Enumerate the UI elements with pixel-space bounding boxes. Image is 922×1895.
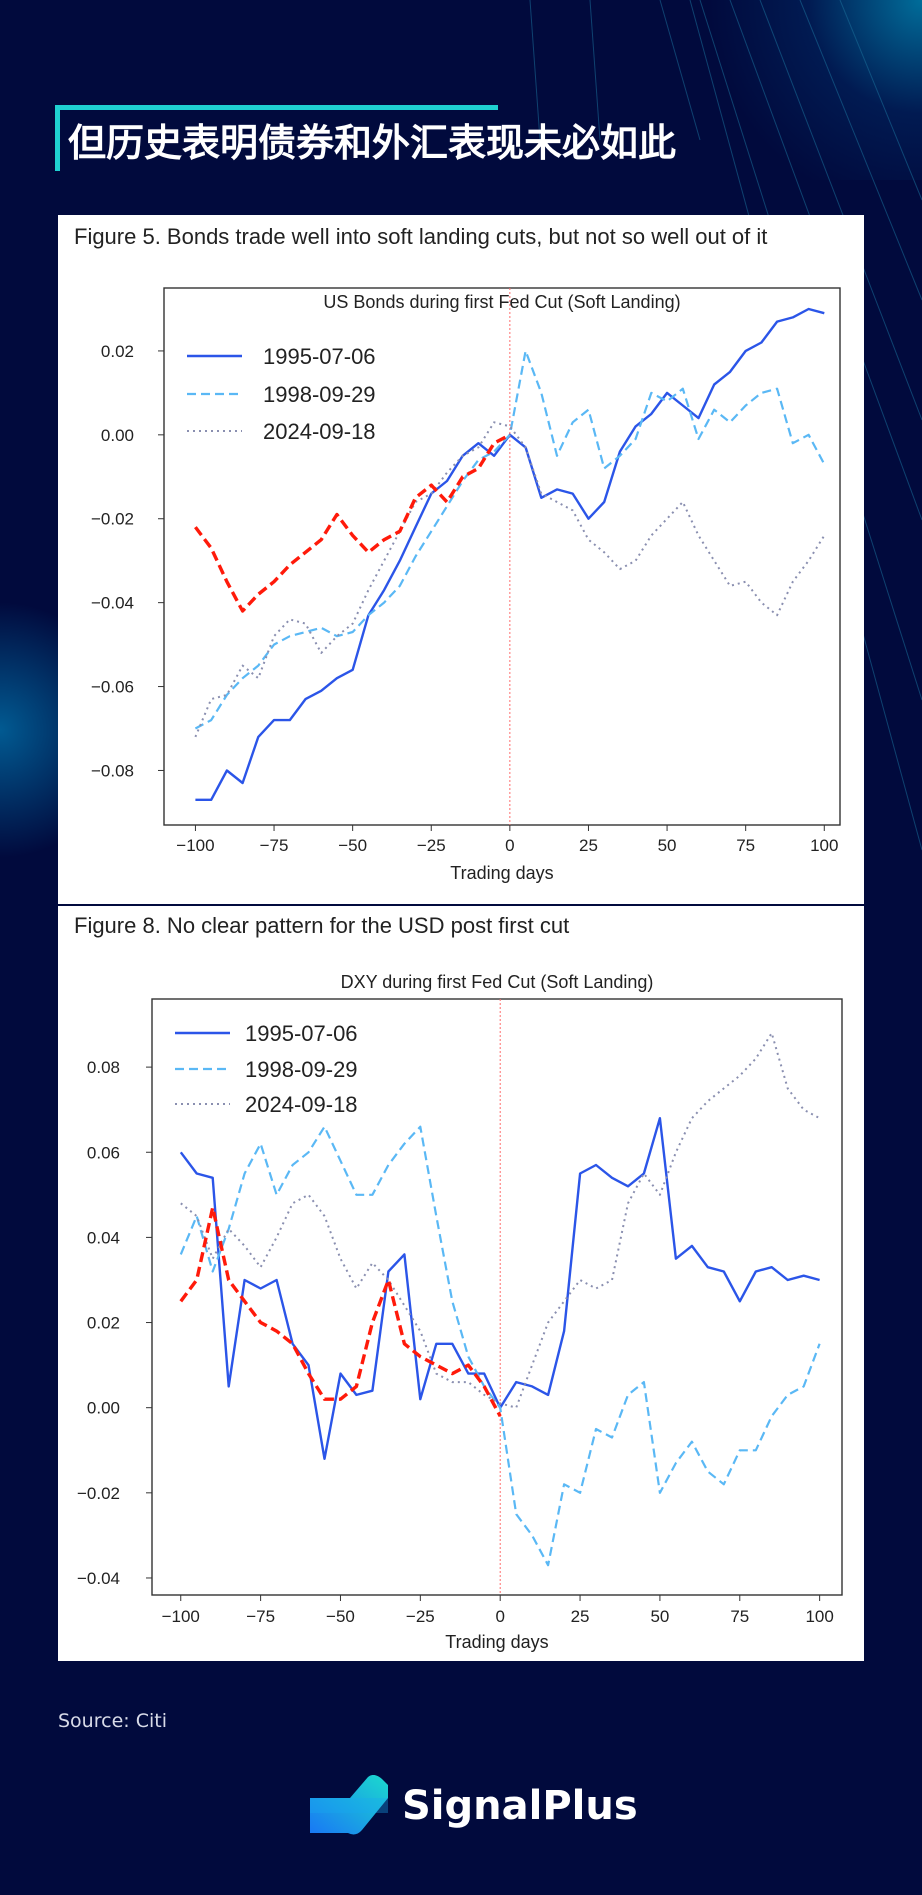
legend-label: 1995-07-06 [245, 1021, 358, 1046]
x-tick-label: −50 [326, 1607, 355, 1626]
x-tick-label: 25 [571, 1607, 590, 1626]
x-tick-label: −75 [246, 1607, 275, 1626]
brand-name: SignalPlus [402, 1783, 638, 1829]
series-line-highlight [179, 1205, 502, 1418]
series-line-2024-09-18 [180, 1032, 821, 1409]
figure-5-panel: Figure 5. Bonds trade well into soft lan… [58, 215, 864, 904]
x-tick-label: 50 [650, 1607, 669, 1626]
x-tick-label: 100 [810, 836, 838, 855]
y-tick-label: −0.02 [91, 510, 134, 529]
x-tick-label: −75 [260, 836, 289, 855]
x-tick-label: −100 [176, 836, 214, 855]
y-tick-label: 0.00 [101, 426, 134, 445]
y-tick-label: 0.04 [87, 1228, 120, 1247]
y-tick-label: 0.08 [87, 1058, 120, 1077]
series-line-1998-09-29 [179, 1125, 821, 1567]
legend-label: 1995-07-06 [263, 344, 376, 369]
chart-title: DXY during first Fed Cut (Soft Landing) [341, 972, 654, 992]
plot-frame [151, 998, 843, 1596]
x-tick-label: 0 [505, 836, 514, 855]
page-title: 但历史表明债券和外汇表现未必如此 [68, 121, 677, 165]
legend-label: 1998-09-29 [245, 1057, 358, 1082]
y-tick-label: −0.06 [91, 678, 134, 697]
x-tick-label: −25 [406, 1607, 435, 1626]
series-line-highlight [194, 433, 511, 613]
legend-label: 2024-09-18 [263, 419, 376, 444]
signalplus-logo-icon [310, 1774, 388, 1835]
title-accent-bar [55, 105, 60, 171]
x-axis-label: Trading days [450, 863, 553, 883]
y-tick-label: −0.02 [77, 1484, 120, 1503]
figure-caption: Figure 8. No clear pattern for the USD p… [74, 913, 570, 938]
y-tick-label: 0.02 [101, 342, 134, 361]
x-tick-label: 25 [579, 836, 598, 855]
x-tick-label: −50 [338, 836, 367, 855]
x-tick-label: 50 [658, 836, 677, 855]
figure-8-panel: Figure 8. No clear pattern for the USD p… [58, 906, 864, 1661]
y-tick-label: 0.00 [87, 1399, 120, 1418]
us-bonds-chart: US Bonds during first Fed Cut (Soft Land… [91, 287, 841, 883]
x-axis-label: Trading days [445, 1632, 548, 1652]
y-tick-label: −0.04 [77, 1569, 120, 1588]
legend-label: 2024-09-18 [245, 1092, 358, 1117]
x-tick-label: −25 [417, 836, 446, 855]
x-tick-label: −100 [162, 1607, 200, 1626]
x-tick-label: 100 [805, 1607, 833, 1626]
y-tick-label: −0.08 [91, 761, 134, 780]
x-tick-label: 75 [736, 836, 755, 855]
signalplus-logo: SignalPlus [310, 1774, 638, 1835]
plot-frame [163, 287, 841, 826]
chart-title: US Bonds during first Fed Cut (Soft Land… [323, 292, 680, 312]
legend-label: 1998-09-29 [263, 382, 376, 407]
y-tick-label: −0.04 [91, 594, 134, 613]
figure-caption: Figure 5. Bonds trade well into soft lan… [74, 224, 768, 249]
dxy-chart: DXY during first Fed Cut (Soft Landing) −… [77, 972, 843, 1652]
source-note: Source: Citi [58, 1710, 167, 1732]
title-accent-bar [56, 105, 498, 110]
y-tick-label: 0.06 [87, 1143, 120, 1162]
x-tick-label: 75 [730, 1607, 749, 1626]
series-line-1998-09-29 [194, 349, 826, 730]
x-tick-label: 0 [495, 1607, 504, 1626]
y-tick-label: 0.02 [87, 1314, 120, 1333]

-*-

Retype all of the items above without changing anything, and leave out the pictures.

Enumerate the UI elements with pixel-space bounding boxes. Image is 922×1895.
legend-label: 1995-07-06 [245, 1021, 358, 1046]
x-tick-label: −50 [326, 1607, 355, 1626]
x-tick-label: 25 [571, 1607, 590, 1626]
x-tick-label: −75 [246, 1607, 275, 1626]
brand-name: SignalPlus [402, 1783, 638, 1829]
series-line-highlight [179, 1205, 502, 1418]
series-line-2024-09-18 [180, 1032, 821, 1409]
figure-5-panel: Figure 5. Bonds trade well into soft lan… [58, 215, 864, 904]
x-tick-label: 50 [650, 1607, 669, 1626]
x-tick-label: 100 [810, 836, 838, 855]
y-tick-label: −0.02 [91, 510, 134, 529]
x-tick-label: −75 [260, 836, 289, 855]
x-tick-label: −100 [176, 836, 214, 855]
y-tick-label: 0.00 [101, 426, 134, 445]
y-tick-label: 0.04 [87, 1228, 120, 1247]
y-tick-label: 0.08 [87, 1058, 120, 1077]
series-line-1998-09-29 [179, 1125, 821, 1567]
legend-label: 1995-07-06 [263, 344, 376, 369]
chart-title: DXY during first Fed Cut (Soft Landing) [341, 972, 654, 992]
plot-frame [151, 998, 843, 1596]
x-tick-label: 0 [505, 836, 514, 855]
page-title: 但历史表明债券和外汇表现未必如此 [68, 121, 677, 165]
legend-label: 1998-09-29 [245, 1057, 358, 1082]
y-tick-label: −0.06 [91, 678, 134, 697]
x-tick-label: −25 [406, 1607, 435, 1626]
series-line-highlight [194, 433, 511, 613]
legend-label: 2024-09-18 [263, 419, 376, 444]
signalplus-logo-icon [310, 1774, 388, 1835]
title-accent-bar [55, 105, 60, 171]
x-axis-label: Trading days [450, 863, 553, 883]
y-tick-label: −0.02 [77, 1484, 120, 1503]
figure-caption: Figure 8. No clear pattern for the USD p… [74, 913, 570, 938]
y-tick-label: 0.02 [101, 342, 134, 361]
x-tick-label: 25 [579, 836, 598, 855]
x-tick-label: −50 [338, 836, 367, 855]
x-tick-label: 50 [658, 836, 677, 855]
figure-8-panel: Figure 8. No clear pattern for the USD p… [58, 906, 864, 1661]
y-tick-label: 0.00 [87, 1399, 120, 1418]
us-bonds-chart: US Bonds during first Fed Cut (Soft Land… [91, 287, 841, 883]
x-axis-label: Trading days [445, 1632, 548, 1652]
y-tick-label: −0.04 [77, 1569, 120, 1588]
legend-label: 2024-09-18 [245, 1092, 358, 1117]
x-tick-label: −25 [417, 836, 446, 855]
x-tick-label: −100 [162, 1607, 200, 1626]
x-tick-label: 100 [805, 1607, 833, 1626]
y-tick-label: −0.08 [91, 761, 134, 780]
x-tick-label: 75 [736, 836, 755, 855]
signalplus-logo: SignalPlus [310, 1774, 638, 1835]
plot-frame [163, 287, 841, 826]
chart-title: US Bonds during first Fed Cut (Soft Land… [323, 292, 680, 312]
legend-label: 1998-09-29 [263, 382, 376, 407]
y-tick-label: −0.04 [91, 594, 134, 613]
figure-caption: Figure 5. Bonds trade well into soft lan… [74, 224, 768, 249]
dxy-chart: DXY during first Fed Cut (Soft Landing) −… [77, 972, 843, 1652]
source-note: Source: Citi [58, 1710, 167, 1732]
title-accent-bar [56, 105, 498, 110]
y-tick-label: 0.06 [87, 1143, 120, 1162]
x-tick-label: 75 [730, 1607, 749, 1626]
series-line-1998-09-29 [194, 349, 826, 730]
x-tick-label: 0 [495, 1607, 504, 1626]
y-tick-label: 0.02 [87, 1314, 120, 1333]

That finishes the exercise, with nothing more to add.